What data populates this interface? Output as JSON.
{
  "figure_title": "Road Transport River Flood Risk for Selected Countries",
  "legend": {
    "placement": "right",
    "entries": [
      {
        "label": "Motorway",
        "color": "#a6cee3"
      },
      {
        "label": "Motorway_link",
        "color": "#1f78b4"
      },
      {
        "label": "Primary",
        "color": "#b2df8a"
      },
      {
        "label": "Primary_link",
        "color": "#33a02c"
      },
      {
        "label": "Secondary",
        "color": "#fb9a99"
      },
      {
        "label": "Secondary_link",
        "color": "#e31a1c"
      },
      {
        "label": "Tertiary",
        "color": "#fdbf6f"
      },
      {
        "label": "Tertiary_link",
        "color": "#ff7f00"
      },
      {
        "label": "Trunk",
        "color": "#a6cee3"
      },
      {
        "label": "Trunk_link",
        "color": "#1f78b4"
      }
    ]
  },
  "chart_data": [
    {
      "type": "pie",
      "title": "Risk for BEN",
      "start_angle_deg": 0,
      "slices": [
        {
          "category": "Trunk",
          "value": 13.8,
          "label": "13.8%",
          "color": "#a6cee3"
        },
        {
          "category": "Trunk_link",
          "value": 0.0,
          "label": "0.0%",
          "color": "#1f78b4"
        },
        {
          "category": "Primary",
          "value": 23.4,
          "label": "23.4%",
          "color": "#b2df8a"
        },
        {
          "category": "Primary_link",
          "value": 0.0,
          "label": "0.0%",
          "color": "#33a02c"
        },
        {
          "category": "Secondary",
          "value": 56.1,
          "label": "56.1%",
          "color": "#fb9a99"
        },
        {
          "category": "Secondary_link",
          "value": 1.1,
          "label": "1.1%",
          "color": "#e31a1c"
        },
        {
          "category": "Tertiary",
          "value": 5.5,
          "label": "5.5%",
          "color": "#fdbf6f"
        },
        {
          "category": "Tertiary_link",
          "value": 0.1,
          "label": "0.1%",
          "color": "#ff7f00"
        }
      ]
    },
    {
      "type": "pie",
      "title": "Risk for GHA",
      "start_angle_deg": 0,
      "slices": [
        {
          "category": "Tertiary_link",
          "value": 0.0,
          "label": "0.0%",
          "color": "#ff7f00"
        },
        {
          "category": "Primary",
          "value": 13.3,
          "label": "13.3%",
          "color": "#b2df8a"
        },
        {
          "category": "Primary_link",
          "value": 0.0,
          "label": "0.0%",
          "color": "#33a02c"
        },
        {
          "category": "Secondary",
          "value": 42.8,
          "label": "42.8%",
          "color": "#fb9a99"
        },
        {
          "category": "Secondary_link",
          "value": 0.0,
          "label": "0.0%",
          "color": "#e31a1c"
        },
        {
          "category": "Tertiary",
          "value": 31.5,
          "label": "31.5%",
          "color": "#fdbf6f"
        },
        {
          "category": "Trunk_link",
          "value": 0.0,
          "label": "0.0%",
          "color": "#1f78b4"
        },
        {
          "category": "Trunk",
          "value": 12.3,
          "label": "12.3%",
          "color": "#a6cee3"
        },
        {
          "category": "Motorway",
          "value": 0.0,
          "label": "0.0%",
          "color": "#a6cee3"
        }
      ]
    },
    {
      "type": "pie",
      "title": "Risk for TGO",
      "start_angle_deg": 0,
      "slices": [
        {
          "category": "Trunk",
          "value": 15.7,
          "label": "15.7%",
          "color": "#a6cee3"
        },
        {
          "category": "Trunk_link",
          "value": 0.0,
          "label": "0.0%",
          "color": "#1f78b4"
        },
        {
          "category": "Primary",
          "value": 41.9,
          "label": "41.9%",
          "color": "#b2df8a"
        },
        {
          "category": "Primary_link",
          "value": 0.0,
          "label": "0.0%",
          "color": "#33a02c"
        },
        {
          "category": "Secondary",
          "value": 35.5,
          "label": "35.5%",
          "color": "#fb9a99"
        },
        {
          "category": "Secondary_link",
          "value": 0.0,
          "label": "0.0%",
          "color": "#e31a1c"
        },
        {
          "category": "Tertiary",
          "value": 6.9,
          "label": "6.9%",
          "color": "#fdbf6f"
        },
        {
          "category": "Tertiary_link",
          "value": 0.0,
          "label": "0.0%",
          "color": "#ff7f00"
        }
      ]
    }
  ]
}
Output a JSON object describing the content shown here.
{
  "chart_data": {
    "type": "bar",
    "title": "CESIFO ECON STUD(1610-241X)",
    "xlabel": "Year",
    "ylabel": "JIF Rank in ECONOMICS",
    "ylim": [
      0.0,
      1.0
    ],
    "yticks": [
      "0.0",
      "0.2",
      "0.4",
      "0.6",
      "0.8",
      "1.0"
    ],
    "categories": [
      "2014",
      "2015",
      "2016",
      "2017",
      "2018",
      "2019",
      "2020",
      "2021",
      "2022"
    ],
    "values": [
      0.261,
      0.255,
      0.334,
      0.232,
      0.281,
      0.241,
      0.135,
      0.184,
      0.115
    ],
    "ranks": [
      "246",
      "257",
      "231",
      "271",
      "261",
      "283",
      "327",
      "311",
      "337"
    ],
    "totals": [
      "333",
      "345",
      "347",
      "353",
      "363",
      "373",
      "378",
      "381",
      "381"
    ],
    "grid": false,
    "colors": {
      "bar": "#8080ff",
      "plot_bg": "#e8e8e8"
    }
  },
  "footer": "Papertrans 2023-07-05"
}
-=-=-=-=-
## EXERCISE OBJECTIVE
Quote the material exactly, leaving nothing out.

## TASK SOLUTION
What data populates this interface? Output as JSON.
{
  "figure_title": "Road Transport River Flood Risk for Selected Countries",
  "legend": {
    "placement": "right",
    "entries": [
      {
        "label": "Motorway",
        "color": "#a6cee3"
      },
      {
        "label": "Motorway_link",
        "color": "#1f78b4"
      },
      {
        "label": "Primary",
        "color": "#b2df8a"
      },
      {
        "label": "Primary_link",
        "color": "#33a02c"
      },
      {
        "label": "Secondary",
        "color": "#fb9a99"
      },
      {
        "label": "Secondary_link",
        "color": "#e31a1c"
      },
      {
        "label": "Tertiary",
        "color": "#fdbf6f"
      },
      {
        "label": "Tertiary_link",
        "color": "#ff7f00"
      },
      {
        "label": "Trunk",
        "color": "#a6cee3"
      },
      {
        "label": "Trunk_link",
        "color": "#1f78b4"
      }
    ]
  },
  "chart_data": [
    {
      "type": "pie",
      "title": "Risk for BEN",
      "start_angle_deg": 0,
      "slices": [
        {
          "category": "Trunk",
          "value": 13.8,
          "label": "13.8%",
          "color": "#a6cee3"
        },
        {
          "category": "Trunk_link",
          "value": 0.0,
          "label": "0.0%",
          "color": "#1f78b4"
        },
        {
          "category": "Primary",
          "value": 23.4,
          "label": "23.4%",
          "color": "#b2df8a"
        },
        {
          "category": "Primary_link",
          "value": 0.0,
          "label": "0.0%",
          "color": "#33a02c"
        },
        {
          "category": "Secondary",
          "value": 56.1,
          "label": "56.1%",
          "color": "#fb9a99"
        },
        {
          "category": "Secondary_link",
          "value": 1.1,
          "label": "1.1%",
          "color": "#e31a1c"
        },
        {
          "category": "Tertiary",
          "value": 5.5,
          "label": "5.5%",
          "color": "#fdbf6f"
        },
        {
          "category": "Tertiary_link",
          "value": 0.1,
          "label": "0.1%",
          "color": "#ff7f00"
        }
      ]
    },
    {
      "type": "pie",
      "title": "Risk for GHA",
      "start_angle_deg": 0,
      "slices": [
        {
          "category": "Tertiary_link",
          "value": 0.0,
          "label": "0.0%",
          "color": "#ff7f00"
        },
        {
          "category": "Primary",
          "value": 13.3,
          "label": "13.3%",
          "color": "#b2df8a"
        },
        {
          "category": "Primary_link",
          "value": 0.0,
          "label": "0.0%",
          "color": "#33a02c"
        },
        {
          "category": "Secondary",
          "value": 42.8,
          "label": "42.8%",
          "color": "#fb9a99"
        },
        {
          "category": "Secondary_link",
          "value": 0.0,
          "label": "0.0%",
          "color": "#e31a1c"
        },
        {
          "category": "Tertiary",
          "value": 31.5,
          "label": "31.5%",
          "color": "#fdbf6f"
        },
        {
          "category": "Trunk_link",
          "value": 0.0,
          "label": "0.0%",
          "color": "#1f78b4"
        },
        {
          "category": "Trunk",
          "value": 12.3,
          "label": "12.3%",
          "color": "#a6cee3"
        },
        {
          "category": "Motorway",
          "value": 0.0,
          "label": "0.0%",
          "color": "#a6cee3"
        }
      ]
    },
    {
      "type": "pie",
      "title": "Risk for TGO",
      "start_angle_deg": 0,
      "slices": [
        {
          "category": "Trunk",
          "value": 15.7,
          "label": "15.7%",
          "color": "#a6cee3"
        },
        {
          "category": "Trunk_link",
          "value": 0.0,
          "label": "0.0%",
          "color": "#1f78b4"
        },
        {
          "category": "Primary",
          "value": 41.9,
          "label": "41.9%",
          "color": "#b2df8a"
        },
        {
          "category": "Primary_link",
          "value": 0.0,
          "label": "0.0%",
          "color": "#33a02c"
        },
        {
          "category": "Secondary",
          "value": 35.5,
          "label": "35.5%",
          "color": "#fb9a99"
        },
        {
          "category": "Secondary_link",
          "value": 0.0,
          "label": "0.0%",
          "color": "#e31a1c"
        },
        {
          "category": "Tertiary",
          "value": 6.9,
          "label": "6.9%",
          "color": "#fdbf6f"
        },
        {
          "category": "Tertiary_link",
          "value": 0.0,
          "label": "0.0%",
          "color": "#ff7f00"
        }
      ]
    }
  ]
}
Output a JSON object describing the content shown here.
{
  "chart_data": {
    "type": "bar",
    "title": "CESIFO ECON STUD(1610-241X)",
    "xlabel": "Year",
    "ylabel": "JIF Rank in ECONOMICS",
    "ylim": [
      0.0,
      1.0
    ],
    "yticks": [
      "0.0",
      "0.2",
      "0.4",
      "0.6",
      "0.8",
      "1.0"
    ],
    "categories": [
      "2014",
      "2015",
      "2016",
      "2017",
      "2018",
      "2019",
      "2020",
      "2021",
      "2022"
    ],
    "values": [
      0.261,
      0.255,
      0.334,
      0.232,
      0.281,
      0.241,
      0.135,
      0.184,
      0.115
    ],
    "ranks": [
      "246",
      "257",
      "231",
      "271",
      "261",
      "283",
      "327",
      "311",
      "337"
    ],
    "totals": [
      "333",
      "345",
      "347",
      "353",
      "363",
      "373",
      "378",
      "381",
      "381"
    ],
    "grid": false,
    "colors": {
      "bar": "#8080ff",
      "plot_bg": "#e8e8e8"
    }
  },
  "footer": "Papertrans 2023-07-05"
}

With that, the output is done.